- Information supplied:
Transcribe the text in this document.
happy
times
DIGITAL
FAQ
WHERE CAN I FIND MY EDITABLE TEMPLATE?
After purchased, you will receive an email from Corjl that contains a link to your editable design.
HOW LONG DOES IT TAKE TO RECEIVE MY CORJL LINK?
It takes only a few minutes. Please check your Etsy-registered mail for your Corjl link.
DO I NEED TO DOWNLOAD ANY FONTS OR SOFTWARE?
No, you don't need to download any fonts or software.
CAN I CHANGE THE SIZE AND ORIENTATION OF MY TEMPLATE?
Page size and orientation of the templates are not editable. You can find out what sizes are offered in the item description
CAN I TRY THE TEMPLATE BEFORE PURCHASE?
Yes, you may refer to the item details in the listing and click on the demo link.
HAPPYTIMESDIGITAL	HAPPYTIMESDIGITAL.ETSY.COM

- Exercise requirements:
From the listing above, extract all records word for word.

- Complete response:
Transcribe the text in this document.
happy
times
DIGITAL
FAQ
WHERE CAN I FIND MY EDITABLE TEMPLATE?
After purchased, you will receive an email from Corjl that contains a link to your editable design.
HOW LONG DOES IT TAKE TO RECEIVE MY CORJL LINK?
It takes only a few minutes. Please check your Etsy-registered mail for your Corjl link.
DO I NEED TO DOWNLOAD ANY FONTS OR SOFTWARE?
No, you don't need to download any fonts or software.
CAN I CHANGE THE SIZE AND ORIENTATION OF MY TEMPLATE?
Page size and orientation of the templates are not editable. You can find out what sizes are offered in the item description
CAN I TRY THE TEMPLATE BEFORE PURCHASE?
Yes, you may refer to the item details in the listing and click on the demo link.
HAPPYTIMESDIGITAL	HAPPYTIMESDIGITAL.ETSY.COM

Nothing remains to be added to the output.